** BEGIN Information shown **

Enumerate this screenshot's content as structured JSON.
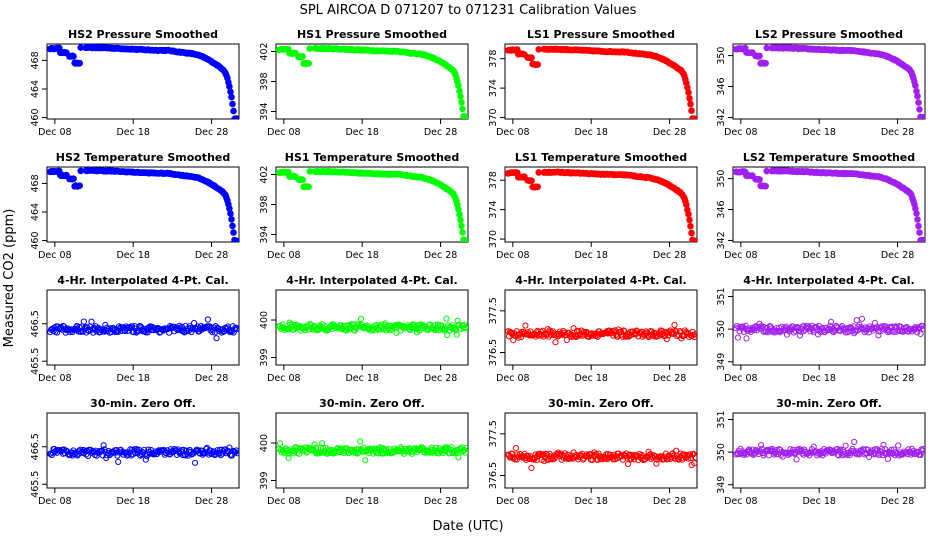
{
  "figure": {
    "title": "SPL   AIRCOA D   071207 to 071231   Calibration Values",
    "xlabel": "Date (UTC)",
    "ylabel": "Measured CO2 (ppm)"
  },
  "chart_data": [
    {
      "type": "scatter",
      "title": "HS2 Pressure Smoothed",
      "shape": "decline",
      "color": "#0000ff",
      "x_range_days": [
        7,
        31.5
      ],
      "xticks": [
        "Dec 08",
        "Dec 18",
        "Dec 28"
      ],
      "xtick_days": [
        8,
        18,
        28
      ],
      "ylim": [
        459.8,
        470.3
      ],
      "yticks": [
        460,
        464,
        468
      ],
      "base": 469.8,
      "low": 459.8
    },
    {
      "type": "scatter",
      "title": "HS1 Pressure Smoothed",
      "shape": "decline",
      "color": "#00ff00",
      "x_range_days": [
        7,
        31.5
      ],
      "xticks": [
        "Dec 08",
        "Dec 18",
        "Dec 28"
      ],
      "xtick_days": [
        8,
        18,
        28
      ],
      "ylim": [
        393,
        403
      ],
      "yticks": [
        394,
        398,
        402
      ],
      "base": 402.4,
      "low": 393.3
    },
    {
      "type": "scatter",
      "title": "LS1 Pressure Smoothed",
      "shape": "decline",
      "color": "#ff0000",
      "x_range_days": [
        7,
        31.5
      ],
      "xticks": [
        "Dec 08",
        "Dec 18",
        "Dec 28"
      ],
      "xtick_days": [
        8,
        18,
        28
      ],
      "ylim": [
        369.8,
        380
      ],
      "yticks": [
        370,
        374,
        378
      ],
      "base": 379.3,
      "low": 369.8
    },
    {
      "type": "scatter",
      "title": "LS2 Pressure Smoothed",
      "shape": "decline",
      "color": "#a020f0",
      "x_range_days": [
        7,
        31.5
      ],
      "xticks": [
        "Dec 08",
        "Dec 18",
        "Dec 28"
      ],
      "xtick_days": [
        8,
        18,
        28
      ],
      "ylim": [
        341.8,
        351.5
      ],
      "yticks": [
        342,
        346,
        350
      ],
      "base": 351.0,
      "low": 342.0
    },
    {
      "type": "scatter",
      "title": "HS2 Temperature Smoothed",
      "shape": "decline",
      "color": "#0000ff",
      "x_range_days": [
        7,
        31.5
      ],
      "xticks": [
        "Dec 08",
        "Dec 18",
        "Dec 28"
      ],
      "xtick_days": [
        8,
        18,
        28
      ],
      "ylim": [
        459.8,
        470.3
      ],
      "yticks": [
        460,
        464,
        468
      ],
      "base": 469.8,
      "low": 460.0
    },
    {
      "type": "scatter",
      "title": "HS1 Temperature Smoothed",
      "shape": "decline",
      "color": "#00ff00",
      "x_range_days": [
        7,
        31.5
      ],
      "xticks": [
        "Dec 08",
        "Dec 18",
        "Dec 28"
      ],
      "xtick_days": [
        8,
        18,
        28
      ],
      "ylim": [
        393,
        403
      ],
      "yticks": [
        394,
        398,
        402
      ],
      "base": 402.4,
      "low": 393.2
    },
    {
      "type": "scatter",
      "title": "LS1 Temperature Smoothed",
      "shape": "decline",
      "color": "#ff0000",
      "x_range_days": [
        7,
        31.5
      ],
      "xticks": [
        "Dec 08",
        "Dec 18",
        "Dec 28"
      ],
      "xtick_days": [
        8,
        18,
        28
      ],
      "ylim": [
        369.6,
        379.8
      ],
      "yticks": [
        370,
        374,
        378
      ],
      "base": 379.1,
      "low": 369.8
    },
    {
      "type": "scatter",
      "title": "LS2 Temperature Smoothed",
      "shape": "decline",
      "color": "#a020f0",
      "x_range_days": [
        7,
        31.5
      ],
      "xticks": [
        "Dec 08",
        "Dec 18",
        "Dec 28"
      ],
      "xtick_days": [
        8,
        18,
        28
      ],
      "ylim": [
        341.8,
        351.5
      ],
      "yticks": [
        342,
        346,
        350
      ],
      "base": 351.0,
      "low": 342.0
    },
    {
      "type": "scatter",
      "title": "4-Hr. Interpolated 4-Pt. Cal.",
      "shape": "flat",
      "color": "#0000ff",
      "x_range_days": [
        7,
        31.5
      ],
      "xticks": [
        "Dec 08",
        "Dec 18",
        "Dec 28"
      ],
      "xtick_days": [
        8,
        18,
        28
      ],
      "ylim": [
        465.4,
        467.4
      ],
      "yticks": [
        465.5,
        466.5
      ],
      "base": 466.35
    },
    {
      "type": "scatter",
      "title": "4-Hr. Interpolated 4-Pt. Cal.",
      "shape": "flat",
      "color": "#00ff00",
      "x_range_days": [
        7,
        31.5
      ],
      "xticks": [
        "Dec 08",
        "Dec 18",
        "Dec 28"
      ],
      "xtick_days": [
        8,
        18,
        28
      ],
      "ylim": [
        398.8,
        400.8
      ],
      "yticks": [
        399.0,
        400.0
      ],
      "base": 399.8
    },
    {
      "type": "scatter",
      "title": "4-Hr. Interpolated 4-Pt. Cal.",
      "shape": "flat",
      "color": "#ff0000",
      "x_range_days": [
        7,
        31.5
      ],
      "xticks": [
        "Dec 08",
        "Dec 18",
        "Dec 28"
      ],
      "xtick_days": [
        8,
        18,
        28
      ],
      "ylim": [
        376.2,
        378.0
      ],
      "yticks": [
        376.5,
        377.5
      ],
      "base": 376.95
    },
    {
      "type": "scatter",
      "title": "4-Hr. Interpolated 4-Pt. Cal.",
      "shape": "flat",
      "color": "#a020f0",
      "x_range_days": [
        7,
        31.5
      ],
      "xticks": [
        "Dec 08",
        "Dec 18",
        "Dec 28"
      ],
      "xtick_days": [
        8,
        18,
        28
      ],
      "ylim": [
        348.9,
        351.2
      ],
      "yticks": [
        349.0,
        350.0,
        351.0
      ],
      "base": 350.0
    },
    {
      "type": "scatter",
      "title": "30-min. Zero Off.",
      "shape": "flat",
      "color": "#0000ff",
      "x_range_days": [
        7,
        31.5
      ],
      "xticks": [
        "Dec 08",
        "Dec 18",
        "Dec 28"
      ],
      "xtick_days": [
        8,
        18,
        28
      ],
      "ylim": [
        465.4,
        467.4
      ],
      "yticks": [
        465.5,
        466.5
      ],
      "base": 466.35
    },
    {
      "type": "scatter",
      "title": "30-min. Zero Off.",
      "shape": "flat",
      "color": "#00ff00",
      "x_range_days": [
        7,
        31.5
      ],
      "xticks": [
        "Dec 08",
        "Dec 18",
        "Dec 28"
      ],
      "xtick_days": [
        8,
        18,
        28
      ],
      "ylim": [
        398.8,
        400.8
      ],
      "yticks": [
        399.0,
        400.0
      ],
      "base": 399.8
    },
    {
      "type": "scatter",
      "title": "30-min. Zero Off.",
      "shape": "flat",
      "color": "#ff0000",
      "x_range_days": [
        7,
        31.5
      ],
      "xticks": [
        "Dec 08",
        "Dec 18",
        "Dec 28"
      ],
      "xtick_days": [
        8,
        18,
        28
      ],
      "ylim": [
        376.2,
        378.0
      ],
      "yticks": [
        376.5,
        377.5
      ],
      "base": 376.95
    },
    {
      "type": "scatter",
      "title": "30-min. Zero Off.",
      "shape": "flat",
      "color": "#a020f0",
      "x_range_days": [
        7,
        31.5
      ],
      "xticks": [
        "Dec 08",
        "Dec 18",
        "Dec 28"
      ],
      "xtick_days": [
        8,
        18,
        28
      ],
      "ylim": [
        348.9,
        351.2
      ],
      "yticks": [
        349.0,
        350.0,
        351.0
      ],
      "base": 350.0
    }
  ]
}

** END Information shown **

Find the string "Pressure" in the records, then copy each line where it occurs.

• [The answer]:
      "title": "HS2 Pressure Smoothed",
      "title": "HS1 Pressure Smoothed",
      "title": "LS1 Pressure Smoothed",
      "title": "LS2 Pressure Smoothed",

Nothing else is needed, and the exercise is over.